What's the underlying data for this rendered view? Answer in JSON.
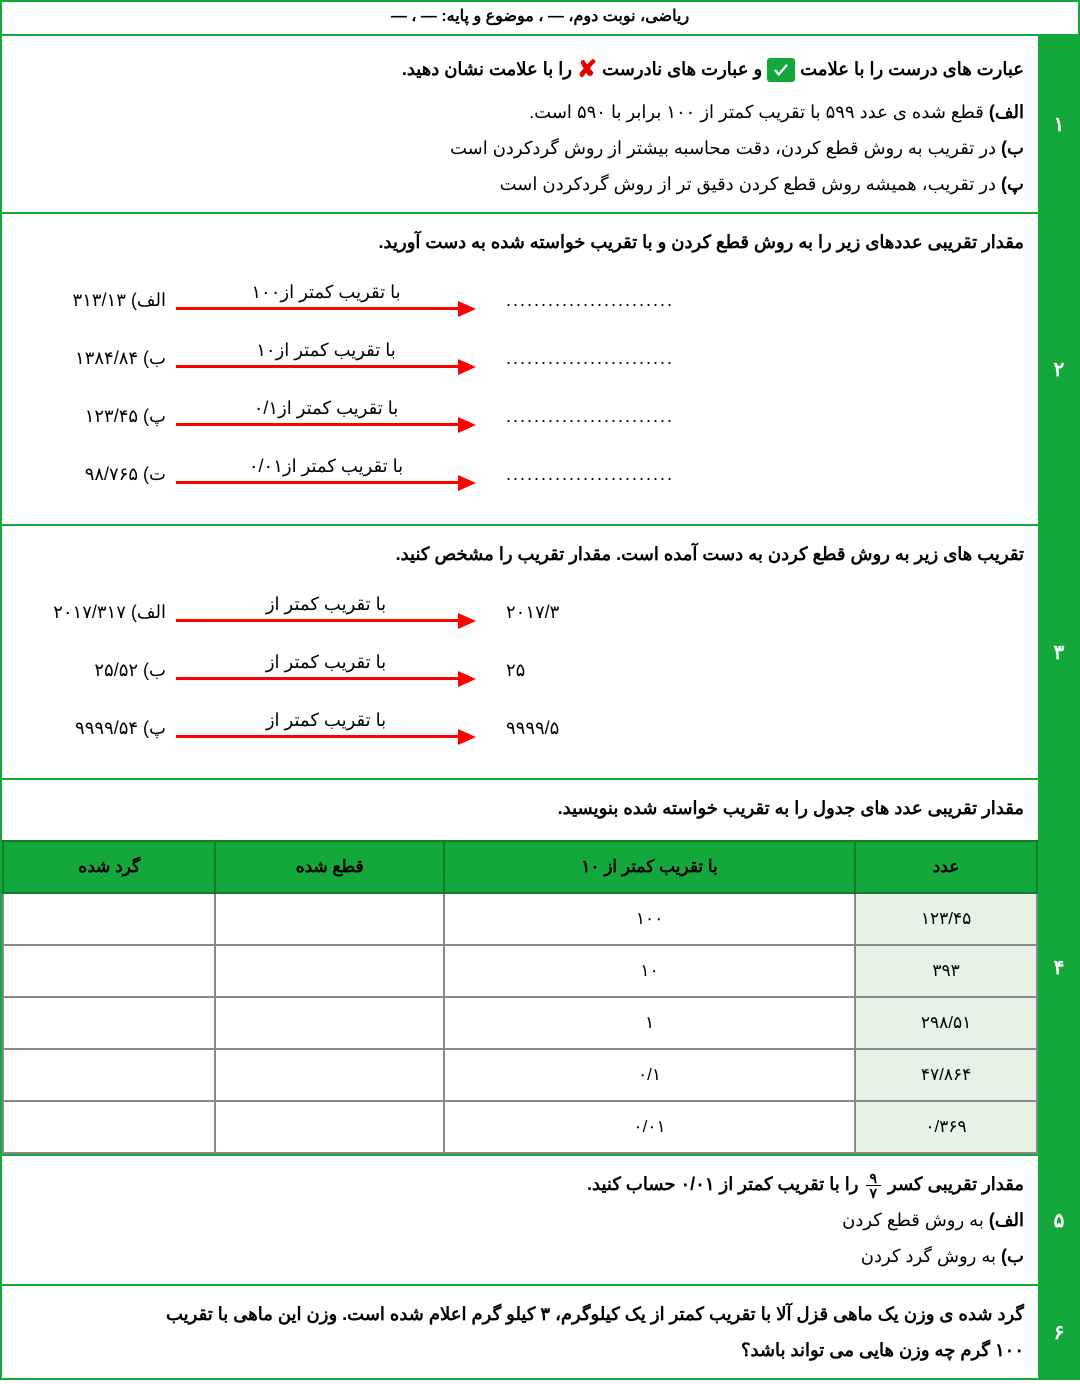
{
  "header": "ریاضی، نوبت دوم، — ، موضوع و پایه: — ، —",
  "q1": {
    "num": "۱",
    "prompt_a": "عبارت های درست را با علامت",
    "prompt_b": "و عبارت های نادرست",
    "prompt_c": "را با علامت  نشان دهید.",
    "a_label": "الف)",
    "a_text": "قطع شده ی عدد ۵۹۹ با تقریب کمتر از ۱۰۰ برابر با ۵۹۰ است.",
    "b_label": "ب)",
    "b_text": "در تقریب به روش قطع کردن، دقت محاسبه بیشتر از روش گردکردن است",
    "p_label": "پ)",
    "p_text": "در تقریب، همیشه روش قطع کردن دقیق تر از روش گردکردن است"
  },
  "q2": {
    "num": "۲",
    "prompt": "مقدار تقریبی عددهای زیر را به روش قطع کردن و با تقریب خواسته شده به دست آورید.",
    "rows": [
      {
        "tag": "الف)",
        "value": "۳۱۳/۱۳",
        "label": "با تقریب کمتر از۱۰۰",
        "dots": "........................"
      },
      {
        "tag": "ب)",
        "value": "۱۳۸۴/۸۴",
        "label": "با تقریب کمتر از۱۰",
        "dots": "........................"
      },
      {
        "tag": "پ)",
        "value": "۱۲۳/۴۵",
        "label": "با تقریب کمتر از۰/۱",
        "dots": "........................"
      },
      {
        "tag": "ت)",
        "value": "۹۸/۷۶۵",
        "label": "با تقریب کمتر از۰/۰۱",
        "dots": "........................"
      }
    ]
  },
  "q3": {
    "num": "۳",
    "prompt": "تقریب های زیر به روش قطع کردن به دست آمده است. مقدار تقریب را مشخص کنید.",
    "rows": [
      {
        "tag": "الف)",
        "value": "۲۰۱۷/۳۱۷",
        "label": "با تقریب کمتر از",
        "result": "۲۰۱۷/۳"
      },
      {
        "tag": "ب)",
        "value": "۲۵/۵۲",
        "label": "با تقریب کمتر از",
        "result": "۲۵"
      },
      {
        "tag": "پ)",
        "value": "۹۹۹۹/۵۴",
        "label": "با تقریب کمتر از",
        "result": "۹۹۹۹/۵"
      }
    ]
  },
  "q4": {
    "num": "۴",
    "prompt": "مقدار تقریبی عدد های جدول را به تقریب خواسته شده بنویسید.",
    "headers": [
      "عدد",
      "با تقریب کمتر از ۱۰",
      "قطع شده",
      "گرد شده"
    ],
    "rows": [
      [
        "۱۲۳/۴۵",
        "۱۰۰",
        "",
        ""
      ],
      [
        "۳۹۳",
        "۱۰",
        "",
        ""
      ],
      [
        "۲۹۸/۵۱",
        "۱",
        "",
        ""
      ],
      [
        "۴۷/۸۶۴",
        "۰/۱",
        "",
        ""
      ],
      [
        "۰/۳۶۹",
        "۰/۰۱",
        "",
        ""
      ]
    ]
  },
  "q5": {
    "num": "۵",
    "prompt_a": "مقدار تقریبی کسر",
    "frac_top": "۹",
    "frac_bot": "۷",
    "prompt_b": "را با تقریب  کمتر از ۰/۰۱ حساب کنید.",
    "a_label": "الف)",
    "a_text": "به روش قطع کردن",
    "b_label": "ب)",
    "b_text": "به روش گرد کردن"
  },
  "q6": {
    "num": "۶",
    "line1": "گرد شده ی وزن یک ماهی قزل آلا با تقریب کمتر از یک کیلوگرم، ۳ کیلو گرم اعلام شده است. وزن این ماهی با تقریب",
    "line2": "۱۰۰ گرم چه وزن هایی می تواند باشد؟"
  },
  "colors": {
    "green": "#14a73c",
    "red": "#ff0000",
    "xred": "#e60000",
    "shade": "#e6f2e6"
  }
}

WHAT YOU SHOULD DO - Find the lines holding "تقریبی" and list every one.

RESPONSE -
    "prompt": "مقدار تقریبی عددهای زیر را به روش قطع کردن و با تقریب خواسته شده به دست آورید.",
    "prompt": "مقدار تقریبی عدد های جدول را به تقریب خواسته شده بنویسید.",
    "prompt_a": "مقدار تقریبی کسر",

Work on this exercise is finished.